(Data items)
##############################
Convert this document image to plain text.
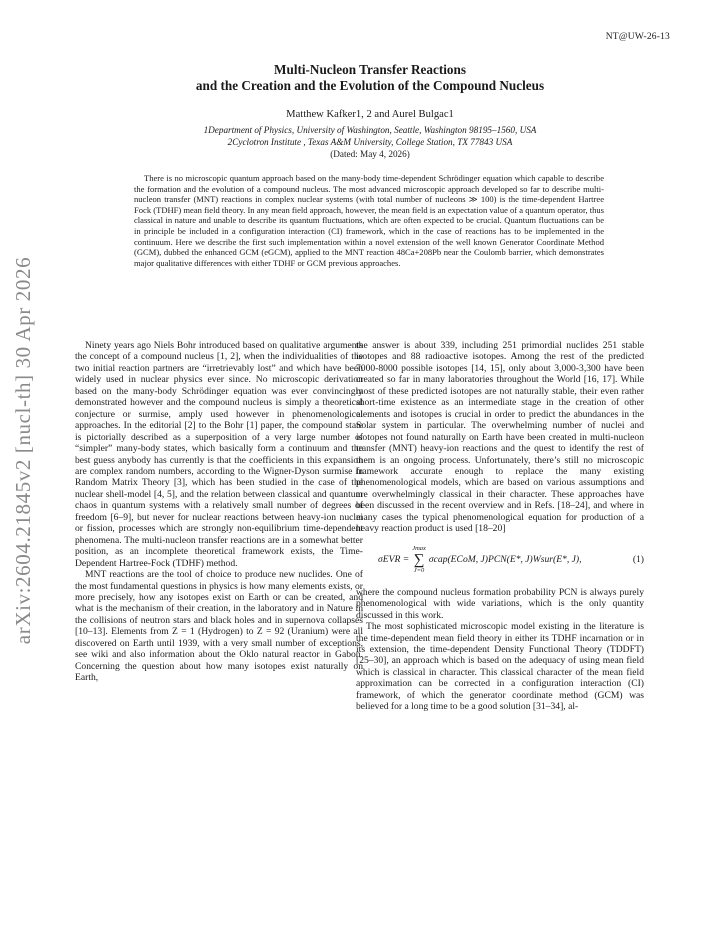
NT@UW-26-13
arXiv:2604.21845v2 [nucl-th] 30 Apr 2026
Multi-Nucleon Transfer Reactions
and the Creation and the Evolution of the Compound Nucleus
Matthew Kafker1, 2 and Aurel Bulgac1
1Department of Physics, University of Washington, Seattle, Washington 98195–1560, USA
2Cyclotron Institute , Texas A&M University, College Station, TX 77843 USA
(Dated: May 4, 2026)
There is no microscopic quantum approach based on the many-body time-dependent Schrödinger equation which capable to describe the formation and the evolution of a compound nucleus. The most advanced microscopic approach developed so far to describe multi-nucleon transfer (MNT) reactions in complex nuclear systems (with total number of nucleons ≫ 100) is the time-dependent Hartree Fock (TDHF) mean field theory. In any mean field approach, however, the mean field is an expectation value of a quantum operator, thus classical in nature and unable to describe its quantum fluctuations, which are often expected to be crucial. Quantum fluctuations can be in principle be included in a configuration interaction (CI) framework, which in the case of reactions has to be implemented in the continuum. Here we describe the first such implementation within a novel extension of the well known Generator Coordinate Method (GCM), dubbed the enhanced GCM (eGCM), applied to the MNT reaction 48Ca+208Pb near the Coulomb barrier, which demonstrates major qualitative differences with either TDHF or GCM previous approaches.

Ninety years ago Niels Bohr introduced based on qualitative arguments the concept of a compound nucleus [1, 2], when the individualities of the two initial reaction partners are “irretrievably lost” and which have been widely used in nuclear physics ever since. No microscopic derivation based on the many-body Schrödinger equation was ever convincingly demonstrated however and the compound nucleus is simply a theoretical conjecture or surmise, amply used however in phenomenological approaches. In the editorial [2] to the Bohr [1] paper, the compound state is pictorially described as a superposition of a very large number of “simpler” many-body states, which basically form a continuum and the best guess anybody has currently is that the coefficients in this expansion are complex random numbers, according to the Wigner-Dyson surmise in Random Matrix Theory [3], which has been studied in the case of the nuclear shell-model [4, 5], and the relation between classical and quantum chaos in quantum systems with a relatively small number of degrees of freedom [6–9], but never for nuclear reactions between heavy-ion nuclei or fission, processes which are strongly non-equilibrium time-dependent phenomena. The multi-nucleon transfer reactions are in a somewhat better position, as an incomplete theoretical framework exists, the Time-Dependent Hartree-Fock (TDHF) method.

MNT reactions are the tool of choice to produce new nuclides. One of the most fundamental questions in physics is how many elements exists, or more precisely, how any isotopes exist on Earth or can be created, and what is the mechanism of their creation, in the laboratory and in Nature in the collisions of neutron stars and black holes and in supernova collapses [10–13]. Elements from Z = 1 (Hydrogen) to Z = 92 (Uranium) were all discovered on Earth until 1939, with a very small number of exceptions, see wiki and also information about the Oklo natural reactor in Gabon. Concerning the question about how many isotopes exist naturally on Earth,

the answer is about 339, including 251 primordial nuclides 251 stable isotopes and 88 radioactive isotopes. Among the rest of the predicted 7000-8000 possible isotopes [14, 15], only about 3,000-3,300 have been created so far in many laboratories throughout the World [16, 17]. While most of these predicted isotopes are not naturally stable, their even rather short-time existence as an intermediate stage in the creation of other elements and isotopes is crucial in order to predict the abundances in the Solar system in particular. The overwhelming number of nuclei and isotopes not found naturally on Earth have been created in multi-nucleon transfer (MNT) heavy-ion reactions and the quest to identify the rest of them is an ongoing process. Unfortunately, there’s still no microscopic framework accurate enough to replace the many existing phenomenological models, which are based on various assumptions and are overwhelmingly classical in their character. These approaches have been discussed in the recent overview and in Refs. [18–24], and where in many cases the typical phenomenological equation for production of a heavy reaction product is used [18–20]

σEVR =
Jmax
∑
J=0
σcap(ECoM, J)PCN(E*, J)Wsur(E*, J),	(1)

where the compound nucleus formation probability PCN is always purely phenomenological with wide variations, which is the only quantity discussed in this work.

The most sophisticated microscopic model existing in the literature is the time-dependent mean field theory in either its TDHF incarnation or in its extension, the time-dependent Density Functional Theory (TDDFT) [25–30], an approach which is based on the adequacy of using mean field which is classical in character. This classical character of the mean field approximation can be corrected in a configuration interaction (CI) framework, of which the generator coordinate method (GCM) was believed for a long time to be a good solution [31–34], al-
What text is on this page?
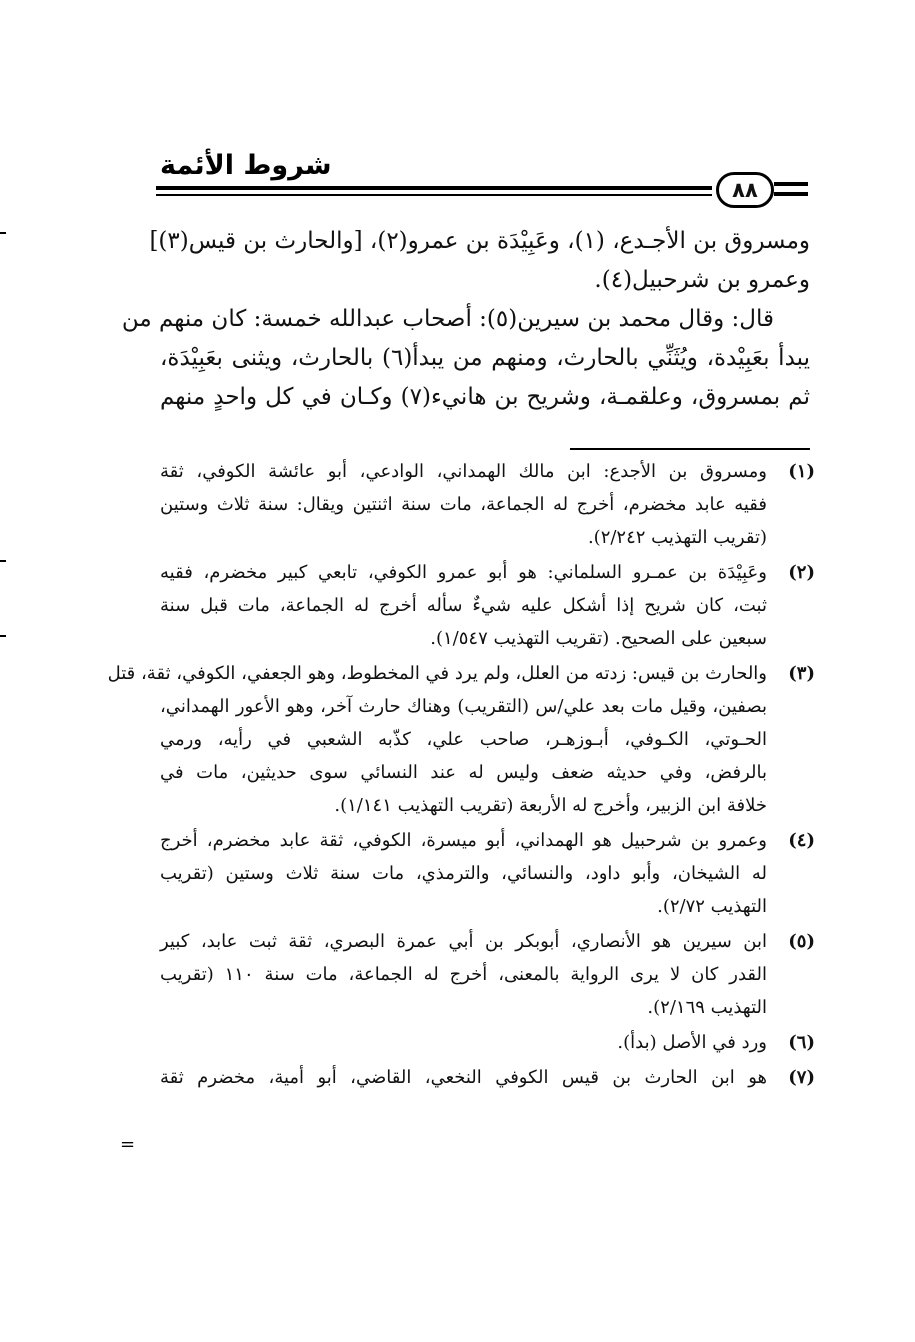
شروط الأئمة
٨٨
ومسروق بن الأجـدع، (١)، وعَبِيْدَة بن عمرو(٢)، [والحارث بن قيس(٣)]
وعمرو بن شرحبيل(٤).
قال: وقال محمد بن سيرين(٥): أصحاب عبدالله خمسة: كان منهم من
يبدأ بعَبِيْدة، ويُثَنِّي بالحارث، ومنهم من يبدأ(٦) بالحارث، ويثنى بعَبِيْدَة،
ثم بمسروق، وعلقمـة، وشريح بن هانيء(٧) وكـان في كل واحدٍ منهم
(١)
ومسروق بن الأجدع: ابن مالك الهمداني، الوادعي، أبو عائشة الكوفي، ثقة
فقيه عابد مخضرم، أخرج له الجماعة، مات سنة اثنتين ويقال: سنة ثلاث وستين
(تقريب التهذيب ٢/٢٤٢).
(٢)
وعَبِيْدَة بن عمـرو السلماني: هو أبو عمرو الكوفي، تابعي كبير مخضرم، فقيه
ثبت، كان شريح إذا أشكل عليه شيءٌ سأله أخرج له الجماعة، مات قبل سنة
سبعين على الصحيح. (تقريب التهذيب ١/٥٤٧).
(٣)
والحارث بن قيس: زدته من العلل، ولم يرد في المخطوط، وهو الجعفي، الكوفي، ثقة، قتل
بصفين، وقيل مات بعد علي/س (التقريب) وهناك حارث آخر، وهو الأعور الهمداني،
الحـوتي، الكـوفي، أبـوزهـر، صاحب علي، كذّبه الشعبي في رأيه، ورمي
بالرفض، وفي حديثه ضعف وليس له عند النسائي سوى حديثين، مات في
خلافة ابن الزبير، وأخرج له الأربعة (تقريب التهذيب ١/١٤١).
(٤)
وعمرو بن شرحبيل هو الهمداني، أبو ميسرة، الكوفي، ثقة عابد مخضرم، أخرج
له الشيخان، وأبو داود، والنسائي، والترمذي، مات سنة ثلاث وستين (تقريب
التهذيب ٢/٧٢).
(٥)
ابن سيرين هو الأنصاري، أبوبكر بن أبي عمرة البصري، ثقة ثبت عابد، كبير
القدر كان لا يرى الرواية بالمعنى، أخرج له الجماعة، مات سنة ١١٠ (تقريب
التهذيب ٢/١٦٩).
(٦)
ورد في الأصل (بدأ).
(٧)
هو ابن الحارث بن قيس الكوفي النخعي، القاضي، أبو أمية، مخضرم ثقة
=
##############################
*DIRECTIONS FOR THIS TASK:*
Find "عابد". Copy every line it occurs in.

*WRITTEN SOLUTION:*
فقيه عابد مخضرم، أخرج له الجماعة، مات سنة اثنتين ويقال: سنة ثلاث وستين
وعمرو بن شرحبيل هو الهمداني، أبو ميسرة، الكوفي، ثقة عابد مخضرم، أخرج
ابن سيرين هو الأنصاري، أبوبكر بن أبي عمرة البصري، ثقة ثبت عابد، كبير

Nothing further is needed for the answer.